-- begin --

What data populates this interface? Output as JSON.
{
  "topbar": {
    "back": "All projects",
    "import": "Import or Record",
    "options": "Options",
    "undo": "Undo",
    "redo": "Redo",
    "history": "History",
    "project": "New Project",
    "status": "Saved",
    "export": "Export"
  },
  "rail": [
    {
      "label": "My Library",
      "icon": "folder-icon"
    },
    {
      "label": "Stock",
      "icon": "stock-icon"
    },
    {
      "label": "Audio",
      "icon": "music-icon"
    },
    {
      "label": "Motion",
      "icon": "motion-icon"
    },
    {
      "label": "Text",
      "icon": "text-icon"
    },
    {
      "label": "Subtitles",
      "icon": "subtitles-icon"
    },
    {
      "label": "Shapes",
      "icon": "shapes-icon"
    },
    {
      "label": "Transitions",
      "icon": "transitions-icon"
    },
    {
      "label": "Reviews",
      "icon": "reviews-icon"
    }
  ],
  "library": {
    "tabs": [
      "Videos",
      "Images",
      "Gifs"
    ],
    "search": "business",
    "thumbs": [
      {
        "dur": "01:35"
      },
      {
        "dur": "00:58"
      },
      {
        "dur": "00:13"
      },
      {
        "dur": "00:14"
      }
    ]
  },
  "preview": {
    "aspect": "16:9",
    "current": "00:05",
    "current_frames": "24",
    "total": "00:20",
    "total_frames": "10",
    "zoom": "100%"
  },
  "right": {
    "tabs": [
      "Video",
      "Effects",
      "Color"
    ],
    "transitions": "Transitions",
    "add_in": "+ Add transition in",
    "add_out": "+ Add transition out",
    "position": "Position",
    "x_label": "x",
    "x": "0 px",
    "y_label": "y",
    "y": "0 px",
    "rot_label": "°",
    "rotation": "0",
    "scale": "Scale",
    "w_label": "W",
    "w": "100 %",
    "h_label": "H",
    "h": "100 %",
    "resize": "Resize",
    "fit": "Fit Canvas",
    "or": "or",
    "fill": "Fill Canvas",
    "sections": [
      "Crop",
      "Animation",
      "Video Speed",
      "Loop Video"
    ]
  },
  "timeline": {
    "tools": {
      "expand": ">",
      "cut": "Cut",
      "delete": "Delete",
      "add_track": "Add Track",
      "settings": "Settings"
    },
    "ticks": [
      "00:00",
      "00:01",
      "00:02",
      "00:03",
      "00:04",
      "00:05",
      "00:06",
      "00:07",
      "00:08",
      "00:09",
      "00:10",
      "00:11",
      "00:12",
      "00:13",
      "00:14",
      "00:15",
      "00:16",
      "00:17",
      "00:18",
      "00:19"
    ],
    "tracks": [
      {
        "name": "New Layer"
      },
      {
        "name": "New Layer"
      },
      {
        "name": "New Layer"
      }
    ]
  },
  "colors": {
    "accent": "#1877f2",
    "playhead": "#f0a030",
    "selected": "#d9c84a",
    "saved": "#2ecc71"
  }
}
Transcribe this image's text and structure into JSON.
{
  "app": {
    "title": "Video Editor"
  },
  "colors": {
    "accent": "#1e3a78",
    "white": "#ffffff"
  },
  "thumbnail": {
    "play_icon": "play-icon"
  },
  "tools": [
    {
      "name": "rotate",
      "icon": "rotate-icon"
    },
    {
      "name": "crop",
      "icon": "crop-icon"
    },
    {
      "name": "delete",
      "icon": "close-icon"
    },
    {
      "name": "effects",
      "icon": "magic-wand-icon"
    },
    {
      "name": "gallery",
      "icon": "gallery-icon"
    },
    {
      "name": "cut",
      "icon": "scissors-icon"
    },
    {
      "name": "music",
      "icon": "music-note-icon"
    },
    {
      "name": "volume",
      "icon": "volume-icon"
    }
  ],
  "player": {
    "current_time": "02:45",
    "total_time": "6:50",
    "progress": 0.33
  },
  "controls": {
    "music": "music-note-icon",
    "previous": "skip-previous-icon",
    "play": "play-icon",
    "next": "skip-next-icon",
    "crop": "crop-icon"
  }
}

-- end --

Copy each line of the data above that holds "name".

        "name": "New Layer"
        "name": "New Layer"
        "name": "New Layer"
      "name": "rotate",
      "name": "crop",
      "name": "delete",
      "name": "effects",
      "name": "gallery",
      "name": "cut",
      "name": "music",
      "name": "volume",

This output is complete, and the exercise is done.